__WHAT IS ASKED__. Determine how many lines of the data below contain "Adobe", then give only that number.

__INPUT MATERIAL__.

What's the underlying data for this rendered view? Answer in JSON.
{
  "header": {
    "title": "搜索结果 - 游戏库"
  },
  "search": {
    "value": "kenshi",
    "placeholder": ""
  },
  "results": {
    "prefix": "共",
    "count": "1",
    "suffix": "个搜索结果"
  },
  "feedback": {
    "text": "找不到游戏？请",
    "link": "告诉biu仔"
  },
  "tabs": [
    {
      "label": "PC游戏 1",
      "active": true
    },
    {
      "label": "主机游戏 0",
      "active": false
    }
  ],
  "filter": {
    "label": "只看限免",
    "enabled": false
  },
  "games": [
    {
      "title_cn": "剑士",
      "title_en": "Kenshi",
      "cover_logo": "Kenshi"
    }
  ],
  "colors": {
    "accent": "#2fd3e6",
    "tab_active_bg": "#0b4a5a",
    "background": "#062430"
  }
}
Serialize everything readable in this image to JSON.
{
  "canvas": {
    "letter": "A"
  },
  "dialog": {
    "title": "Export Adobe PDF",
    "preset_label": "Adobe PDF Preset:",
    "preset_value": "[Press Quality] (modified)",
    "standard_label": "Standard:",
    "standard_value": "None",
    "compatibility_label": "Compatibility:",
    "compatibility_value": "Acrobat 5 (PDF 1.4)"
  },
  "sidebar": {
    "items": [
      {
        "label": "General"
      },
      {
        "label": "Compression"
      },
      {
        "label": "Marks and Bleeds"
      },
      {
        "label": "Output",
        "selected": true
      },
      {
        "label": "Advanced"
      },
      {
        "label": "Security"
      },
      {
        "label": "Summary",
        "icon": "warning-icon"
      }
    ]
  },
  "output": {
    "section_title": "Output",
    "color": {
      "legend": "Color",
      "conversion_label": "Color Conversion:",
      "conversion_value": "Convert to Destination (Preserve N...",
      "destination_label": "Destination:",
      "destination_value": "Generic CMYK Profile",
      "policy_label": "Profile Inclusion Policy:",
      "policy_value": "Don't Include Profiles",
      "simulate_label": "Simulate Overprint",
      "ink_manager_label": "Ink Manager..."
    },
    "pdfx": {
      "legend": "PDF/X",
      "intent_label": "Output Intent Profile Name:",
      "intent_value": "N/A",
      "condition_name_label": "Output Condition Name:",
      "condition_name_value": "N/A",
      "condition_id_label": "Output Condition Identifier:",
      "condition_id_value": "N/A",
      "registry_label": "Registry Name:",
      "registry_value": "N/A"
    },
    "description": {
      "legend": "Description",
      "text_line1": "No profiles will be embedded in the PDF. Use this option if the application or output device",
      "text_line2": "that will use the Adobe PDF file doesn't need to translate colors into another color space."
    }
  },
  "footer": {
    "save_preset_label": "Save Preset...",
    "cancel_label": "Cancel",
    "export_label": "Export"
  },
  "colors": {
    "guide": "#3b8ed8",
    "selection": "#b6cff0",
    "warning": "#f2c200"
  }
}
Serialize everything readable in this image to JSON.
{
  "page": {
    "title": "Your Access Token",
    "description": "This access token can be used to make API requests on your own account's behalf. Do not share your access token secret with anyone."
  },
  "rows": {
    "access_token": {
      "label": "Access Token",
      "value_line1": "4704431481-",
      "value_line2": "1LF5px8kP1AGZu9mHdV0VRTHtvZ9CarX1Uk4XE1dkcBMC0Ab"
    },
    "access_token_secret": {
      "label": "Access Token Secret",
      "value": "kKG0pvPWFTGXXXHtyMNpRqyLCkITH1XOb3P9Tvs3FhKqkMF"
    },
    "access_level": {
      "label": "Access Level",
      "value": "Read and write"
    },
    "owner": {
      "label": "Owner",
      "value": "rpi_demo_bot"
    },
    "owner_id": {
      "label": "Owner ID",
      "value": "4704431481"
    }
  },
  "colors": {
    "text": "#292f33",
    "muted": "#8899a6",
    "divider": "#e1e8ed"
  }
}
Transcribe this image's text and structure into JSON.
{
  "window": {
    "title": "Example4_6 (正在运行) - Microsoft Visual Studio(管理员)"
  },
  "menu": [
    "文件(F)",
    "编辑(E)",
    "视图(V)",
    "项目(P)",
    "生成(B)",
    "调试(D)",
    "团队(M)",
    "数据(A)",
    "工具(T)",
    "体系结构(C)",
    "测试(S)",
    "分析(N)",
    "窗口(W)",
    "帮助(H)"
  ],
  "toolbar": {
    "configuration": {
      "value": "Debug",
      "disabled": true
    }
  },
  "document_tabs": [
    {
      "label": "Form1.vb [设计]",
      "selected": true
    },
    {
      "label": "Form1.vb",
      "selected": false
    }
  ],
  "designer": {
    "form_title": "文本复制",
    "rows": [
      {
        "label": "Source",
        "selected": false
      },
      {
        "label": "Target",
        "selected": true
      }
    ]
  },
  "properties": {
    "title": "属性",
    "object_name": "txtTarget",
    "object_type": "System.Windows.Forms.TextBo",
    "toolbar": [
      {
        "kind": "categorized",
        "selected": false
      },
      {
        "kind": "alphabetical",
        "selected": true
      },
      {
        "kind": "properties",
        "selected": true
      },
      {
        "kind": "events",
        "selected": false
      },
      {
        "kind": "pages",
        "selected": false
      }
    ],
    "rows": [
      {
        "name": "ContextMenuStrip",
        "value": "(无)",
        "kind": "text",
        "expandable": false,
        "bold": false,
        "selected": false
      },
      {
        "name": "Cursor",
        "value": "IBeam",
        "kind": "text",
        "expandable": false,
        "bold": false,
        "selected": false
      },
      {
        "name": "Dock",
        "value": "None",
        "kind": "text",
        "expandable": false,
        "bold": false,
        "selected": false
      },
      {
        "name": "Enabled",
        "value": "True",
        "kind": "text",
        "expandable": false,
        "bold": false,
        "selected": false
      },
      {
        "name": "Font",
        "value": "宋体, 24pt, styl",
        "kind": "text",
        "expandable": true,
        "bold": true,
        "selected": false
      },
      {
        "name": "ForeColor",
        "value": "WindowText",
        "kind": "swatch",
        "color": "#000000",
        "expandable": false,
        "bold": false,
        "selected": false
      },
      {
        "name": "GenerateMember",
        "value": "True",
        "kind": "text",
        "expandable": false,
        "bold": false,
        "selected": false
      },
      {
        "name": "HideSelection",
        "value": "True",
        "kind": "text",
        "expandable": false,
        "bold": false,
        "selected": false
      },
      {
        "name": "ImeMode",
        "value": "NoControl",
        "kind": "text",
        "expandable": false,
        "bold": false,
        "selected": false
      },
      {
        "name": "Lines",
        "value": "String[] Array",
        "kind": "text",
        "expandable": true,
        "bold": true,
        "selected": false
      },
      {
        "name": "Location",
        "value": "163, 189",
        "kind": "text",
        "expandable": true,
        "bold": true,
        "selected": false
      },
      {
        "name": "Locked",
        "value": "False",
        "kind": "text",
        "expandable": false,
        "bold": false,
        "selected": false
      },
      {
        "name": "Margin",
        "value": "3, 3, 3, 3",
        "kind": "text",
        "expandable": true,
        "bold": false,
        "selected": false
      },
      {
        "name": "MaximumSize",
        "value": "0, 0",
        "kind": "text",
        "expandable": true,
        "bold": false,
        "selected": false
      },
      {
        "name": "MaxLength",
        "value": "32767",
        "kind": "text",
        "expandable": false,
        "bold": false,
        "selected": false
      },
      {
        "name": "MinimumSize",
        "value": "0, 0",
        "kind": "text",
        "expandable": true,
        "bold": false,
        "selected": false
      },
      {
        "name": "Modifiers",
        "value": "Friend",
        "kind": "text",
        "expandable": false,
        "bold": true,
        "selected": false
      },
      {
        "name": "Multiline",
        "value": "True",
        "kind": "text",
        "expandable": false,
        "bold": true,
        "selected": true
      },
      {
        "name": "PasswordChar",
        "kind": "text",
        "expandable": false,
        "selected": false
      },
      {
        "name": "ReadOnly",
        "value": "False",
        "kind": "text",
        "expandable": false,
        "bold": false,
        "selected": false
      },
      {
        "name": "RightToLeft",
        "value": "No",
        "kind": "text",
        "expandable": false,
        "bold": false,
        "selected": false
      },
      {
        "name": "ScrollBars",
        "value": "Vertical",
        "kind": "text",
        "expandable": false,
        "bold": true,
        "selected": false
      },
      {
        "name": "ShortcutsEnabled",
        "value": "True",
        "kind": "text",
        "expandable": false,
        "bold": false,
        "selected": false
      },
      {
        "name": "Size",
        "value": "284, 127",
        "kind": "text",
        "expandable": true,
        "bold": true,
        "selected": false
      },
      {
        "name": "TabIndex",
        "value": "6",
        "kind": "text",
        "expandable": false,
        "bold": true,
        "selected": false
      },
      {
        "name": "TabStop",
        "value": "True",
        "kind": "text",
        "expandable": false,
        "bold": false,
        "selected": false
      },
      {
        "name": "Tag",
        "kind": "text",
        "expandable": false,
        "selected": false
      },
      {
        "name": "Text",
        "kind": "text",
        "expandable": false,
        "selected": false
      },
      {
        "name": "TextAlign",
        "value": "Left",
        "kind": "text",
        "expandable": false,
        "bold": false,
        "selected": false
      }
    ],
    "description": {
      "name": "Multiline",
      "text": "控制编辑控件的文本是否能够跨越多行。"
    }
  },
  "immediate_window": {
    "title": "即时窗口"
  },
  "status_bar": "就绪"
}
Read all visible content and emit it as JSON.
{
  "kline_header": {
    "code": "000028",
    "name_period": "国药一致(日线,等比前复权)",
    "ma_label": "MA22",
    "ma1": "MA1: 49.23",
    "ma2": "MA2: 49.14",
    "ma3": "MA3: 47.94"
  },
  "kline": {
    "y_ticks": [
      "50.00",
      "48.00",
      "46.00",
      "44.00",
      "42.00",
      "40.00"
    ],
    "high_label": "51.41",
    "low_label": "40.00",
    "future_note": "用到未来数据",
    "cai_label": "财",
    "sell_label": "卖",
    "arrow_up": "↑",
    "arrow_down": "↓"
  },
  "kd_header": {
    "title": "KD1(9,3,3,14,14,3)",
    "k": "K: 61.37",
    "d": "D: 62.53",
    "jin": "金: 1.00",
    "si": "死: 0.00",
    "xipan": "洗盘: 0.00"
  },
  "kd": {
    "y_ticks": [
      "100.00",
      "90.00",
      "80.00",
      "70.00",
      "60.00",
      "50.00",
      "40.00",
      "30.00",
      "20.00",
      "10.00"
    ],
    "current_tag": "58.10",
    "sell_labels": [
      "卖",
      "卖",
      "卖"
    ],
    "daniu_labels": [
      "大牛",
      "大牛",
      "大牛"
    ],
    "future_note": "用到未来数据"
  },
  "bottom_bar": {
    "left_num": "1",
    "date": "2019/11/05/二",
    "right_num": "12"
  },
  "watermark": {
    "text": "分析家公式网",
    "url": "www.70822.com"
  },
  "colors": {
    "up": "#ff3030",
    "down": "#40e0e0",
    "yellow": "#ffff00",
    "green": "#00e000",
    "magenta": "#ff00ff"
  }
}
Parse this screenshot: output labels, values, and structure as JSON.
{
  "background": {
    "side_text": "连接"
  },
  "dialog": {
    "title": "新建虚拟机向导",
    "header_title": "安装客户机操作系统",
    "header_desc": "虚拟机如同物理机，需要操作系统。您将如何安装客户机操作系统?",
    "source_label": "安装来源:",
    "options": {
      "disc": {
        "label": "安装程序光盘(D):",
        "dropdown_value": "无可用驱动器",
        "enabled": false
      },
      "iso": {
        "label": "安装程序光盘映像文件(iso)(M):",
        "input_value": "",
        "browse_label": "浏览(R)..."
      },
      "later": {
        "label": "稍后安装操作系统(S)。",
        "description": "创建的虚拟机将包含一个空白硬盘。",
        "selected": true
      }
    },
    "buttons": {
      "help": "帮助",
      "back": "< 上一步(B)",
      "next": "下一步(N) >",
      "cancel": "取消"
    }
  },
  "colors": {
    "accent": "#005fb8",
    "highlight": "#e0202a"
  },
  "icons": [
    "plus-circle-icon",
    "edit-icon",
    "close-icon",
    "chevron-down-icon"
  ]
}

__SOLUTION TO THE PROBLEM__. 3